Source records:
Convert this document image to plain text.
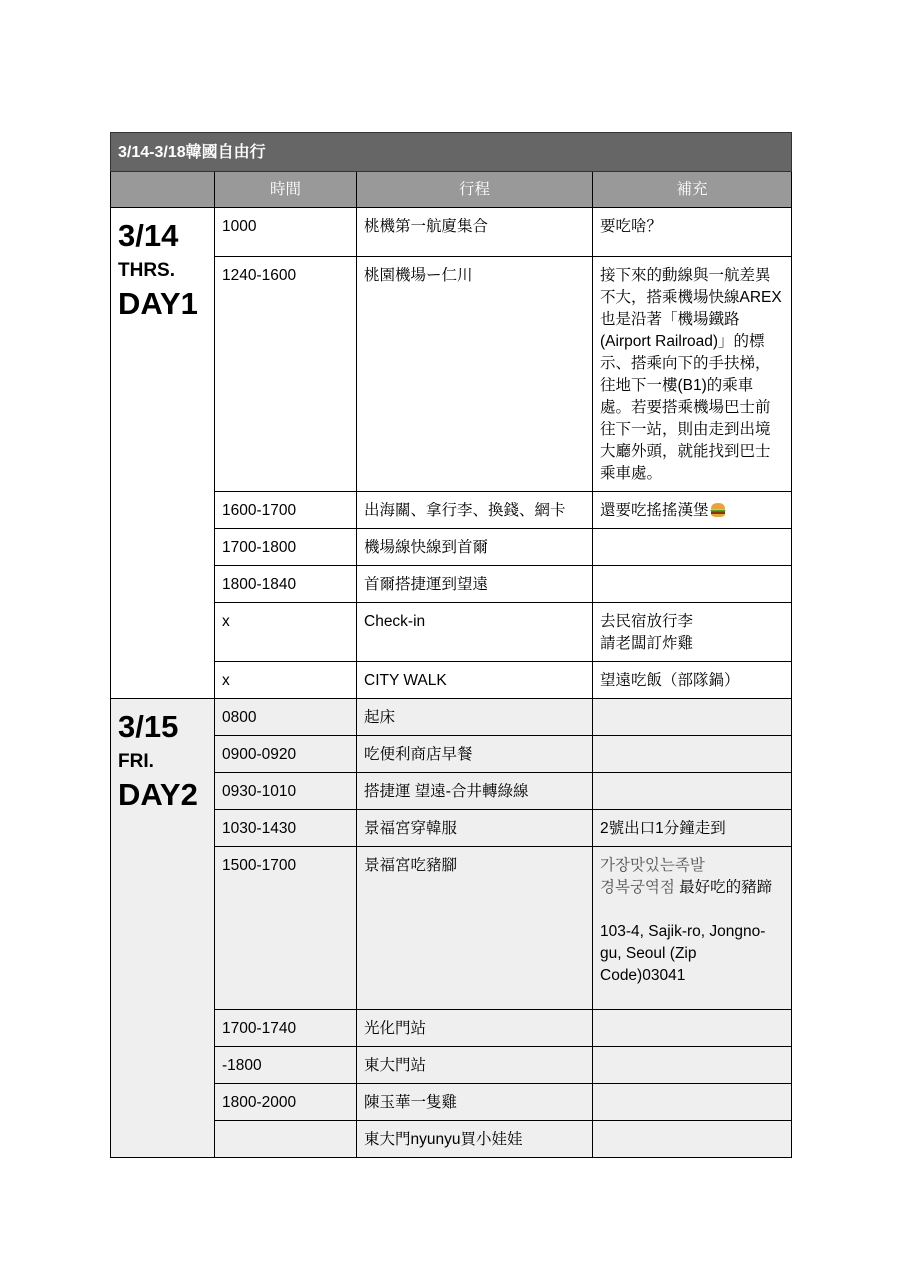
3/14-3/18韓國自由行			
	時間	行程	補充

3/14
THRS.
DAY1	1000	桃機第一航廈集合	要吃啥？
	1240-1600	桃園機場ー仁川	接下來的動線與一航差異不大，搭乘機場快線AREX也是沿著「機場鐵路(Airport Railroad)」的標示、搭乘向下的手扶梯，往地下一樓(B1)的乘車處。若要搭乘機場巴士前往下一站，則由走到出境大廳外頭，就能找到巴士乘車處。
	1600-1700	出海關、拿行李、換錢、網卡	還要吃搖搖漢堡
	1700-1800	機場線快線到首爾	
	1800-1840	首爾搭捷運到望遠	
	x	Check-in	去民宿放行李
請老闆訂炸雞
	x	CITY WALK	望遠吃飯（部隊鍋）

3/15
FRI.
DAY2	0800	起床	
	0900-0920	吃便利商店早餐	
	0930-1010	搭捷運 望遠-合井轉綠線	
	1030-1430	景福宮穿韓服	2號出口1分鐘走到
	1500-1700	景福宮吃豬腳	가장맛있는족발
경복궁역점 最好吃的豬蹄

103-4, Sajik-ro, Jongno-gu, Seoul (Zip Code)03041
	1700-1740	光化門站	
	-1800	東大門站	
	1800-2000	陳玉華一隻雞	
		東大門nyunyu買小娃娃	
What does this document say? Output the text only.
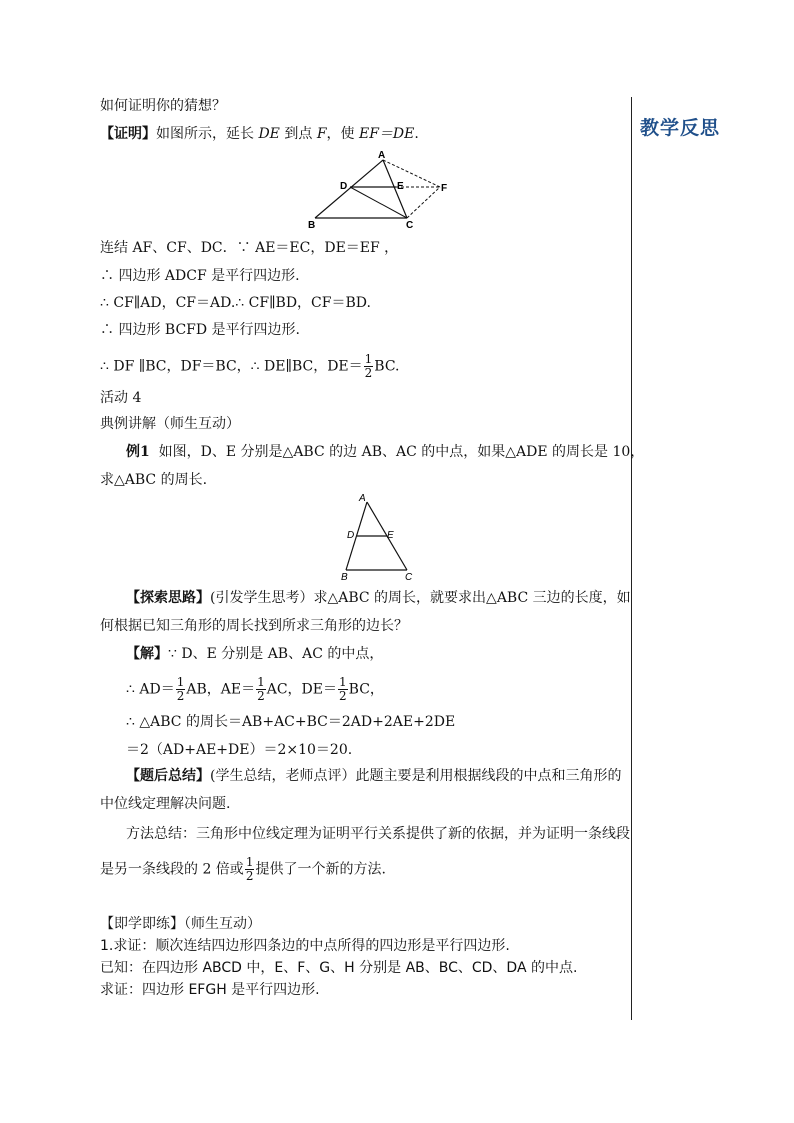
教学反思
如何证明你的猜想？
【证明】如图所示，延长 DE 到点 F，使 EF＝DE.
A
D	E	F
B	C
连结 AF、CF、DC．∵ AE＝EC，DE＝EF ，
∴ 四边形 ADCF 是平行四边形.
∴ CF∥AD，CF＝AD.∴ CF∥BD，CF＝BD.
∴ 四边形 BCFD 是平行四边形.
∴ DF ∥BC，DF＝BC，∴ DE∥BC，$DE= \frac{1}{2}$ BC.
活动 4
典例讲解（师生互动）
例1 如图，D、E 分别是△ABC 的边 AB、AC 的中点，如果△ADE 的周长是 10，
求△ABC 的周长.
A
D	E
B	C
【探索思路】(引发学生思考）求△ABC 的周长，就要求出△ABC 三边的长度，如
何根据已知三角形的周长找到所求三角形的边长？
【解】∵ D、E 分别是 AB、AC 的中点，
∴ $AD= \frac{1}{2}$ AB，$AE= \frac{1}{2}$ AC，$DE= \frac{1}{2}$ BC，
∴ △ABC 的周长＝AB+AC+BC＝2AD+2AE+2DE
＝2（AD+AE+DE）＝2×10＝20.
【题后总结】(学生总结，老师点评）此题主要是利用根据线段的中点和三角形的
中位线定理解决问题.
方法总结：三角形中位线定理为证明平行关系提供了新的依据，并为证明一条线段
是另一条线段的 2 倍或 $\frac{1}{2}$ 提供了一个新的方法.
【即学即练】（师生互动）
1.求证：顺次连结四边形四条边的中点所得的四边形是平行四边形.
已知：在四边形 ABCD 中，E、F、G、H 分别是 AB、BC、CD、DA 的中点.
求证：四边形 EFGH 是平行四边形.
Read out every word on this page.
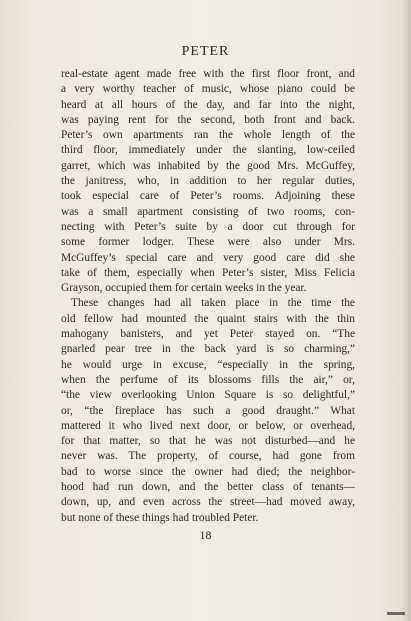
PETER
real-estate agent made free with the first floor front, and
a very worthy teacher of music, whose piano could be
heard at all hours of the day, and far into the night,
was paying rent for the second, both front and back.
Peter’s own apartments ran the whole length of the
third floor, immediately under the slanting, low-ceiled
garret, which was inhabited by the good Mrs. McGuffey,
the janitress, who, in addition to her regular duties,
took especial care of Peter’s rooms. Adjoining these
was a small apartment consisting of two rooms, con-
necting with Peter’s suite by a door cut through for
some former lodger. These were also under Mrs.
McGuffey’s special care and very good care did she
take of them, especially when Peter’s sister, Miss Felicia
Grayson, occupied them for certain weeks in the year.
These changes had all taken place in the time the
old fellow had mounted the quaint stairs with the thin
mahogany banisters, and yet Peter stayed on. “The
gnarled pear tree in the back yard is so charming,”
he would urge in excuse, “especially in the spring,
when the perfume of its blossoms fills the air,” or,
“the view overlooking Union Square is so delightful,”
or, “the fireplace has such a good draught.” What
mattered it who lived next door, or below, or overhead,
for that matter, so that he was not disturbed—and he
never was. The property, of course, had gone from
bad to worse since the owner had died; the neighbor-
hood had run down, and the better class of tenants—
down, up, and even across the street—had moved away,
but none of these things had troubled Peter.
18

Task instructions.
Output every entry word for word, but omit the pictures.

Solution to this problem.
Convert this document image to plain text.
3/14-3/18韓國自由行			
	時間	行程	補充

3/14
THRS.
DAY1	1000	桃機第一航廈集合	要吃啥？
	1240-1600	桃園機場ー仁川	接下來的動線與一航差異不大，搭乘機場快線AREX也是沿著「機場鐵路(Airport Railroad)」的標示、搭乘向下的手扶梯，往地下一樓(B1)的乘車處。若要搭乘機場巴士前往下一站，則由走到出境大廳外頭，就能找到巴士乘車處。
	1600-1700	出海關、拿行李、換錢、網卡	還要吃搖搖漢堡
	1700-1800	機場線快線到首爾	
	1800-1840	首爾搭捷運到望遠	
	x	Check-in	去民宿放行李
請老闆訂炸雞
	x	CITY WALK	望遠吃飯（部隊鍋）

3/15
FRI.
DAY2	0800	起床	
	0900-0920	吃便利商店早餐	
	0930-1010	搭捷運 望遠-合井轉綠線	
	1030-1430	景福宮穿韓服	2號出口1分鐘走到
	1500-1700	景福宮吃豬腳	가장맛있는족발
경복궁역점 最好吃的豬蹄

103-4, Sajik-ro, Jongno-gu, Seoul (Zip Code)03041
	1700-1740	光化門站	
	-1800	東大門站	
	1800-2000	陳玉華一隻雞	
		東大門nyunyu買小娃娃	
What does this document say? Output the text only.
教学反思
如何证明你的猜想？
【证明】如图所示，延长 DE 到点 F，使 EF＝DE.
A
D	E	F
B	C
连结 AF、CF、DC．∵ AE＝EC，DE＝EF ，
∴ 四边形 ADCF 是平行四边形.
∴ CF∥AD，CF＝AD.∴ CF∥BD，CF＝BD.
∴ 四边形 BCFD 是平行四边形.
∴ DF ∥BC，DF＝BC，∴ DE∥BC，$DE= \frac{1}{2}$ BC.
活动 4
典例讲解（师生互动）
例1 如图，D、E 分别是△ABC 的边 AB、AC 的中点，如果△ADE 的周长是 10，
求△ABC 的周长.
A
D	E
B	C
【探索思路】(引发学生思考）求△ABC 的周长，就要求出△ABC 三边的长度，如
何根据已知三角形的周长找到所求三角形的边长？
【解】∵ D、E 分别是 AB、AC 的中点，
∴ $AD= \frac{1}{2}$ AB，$AE= \frac{1}{2}$ AC，$DE= \frac{1}{2}$ BC，
∴ △ABC 的周长＝AB+AC+BC＝2AD+2AE+2DE
＝2（AD+AE+DE）＝2×10＝20.
【题后总结】(学生总结，老师点评）此题主要是利用根据线段的中点和三角形的
中位线定理解决问题.
方法总结：三角形中位线定理为证明平行关系提供了新的依据，并为证明一条线段
是另一条线段的 2 倍或 $\frac{1}{2}$ 提供了一个新的方法.
【即学即练】（师生互动）
1.求证：顺次连结四边形四条边的中点所得的四边形是平行四边形.
已知：在四边形 ABCD 中，E、F、G、H 分别是 AB、BC、CD、DA 的中点.
求证：四边形 EFGH 是平行四边形.
Read out every word on this page.
PETER
real-estate agent made free with the first floor front, and
a very worthy teacher of music, whose piano could be
heard at all hours of the day, and far into the night,
was paying rent for the second, both front and back.
Peter’s own apartments ran the whole length of the
third floor, immediately under the slanting, low-ceiled
garret, which was inhabited by the good Mrs. McGuffey,
the janitress, who, in addition to her regular duties,
took especial care of Peter’s rooms. Adjoining these
was a small apartment consisting of two rooms, con-
necting with Peter’s suite by a door cut through for
some former lodger. These were also under Mrs.
McGuffey’s special care and very good care did she
take of them, especially when Peter’s sister, Miss Felicia
Grayson, occupied them for certain weeks in the year.
These changes had all taken place in the time the
old fellow had mounted the quaint stairs with the thin
mahogany banisters, and yet Peter stayed on. “The
gnarled pear tree in the back yard is so charming,”
he would urge in excuse, “especially in the spring,
when the perfume of its blossoms fills the air,” or,
“the view overlooking Union Square is so delightful,”
or, “the fireplace has such a good draught.” What
mattered it who lived next door, or below, or overhead,
for that matter, so that he was not disturbed—and he
never was. The property, of course, had gone from
bad to worse since the owner had died; the neighbor-
hood had run down, and the better class of tenants—
down, up, and even across the street—had moved away,
but none of these things had troubled Peter.
18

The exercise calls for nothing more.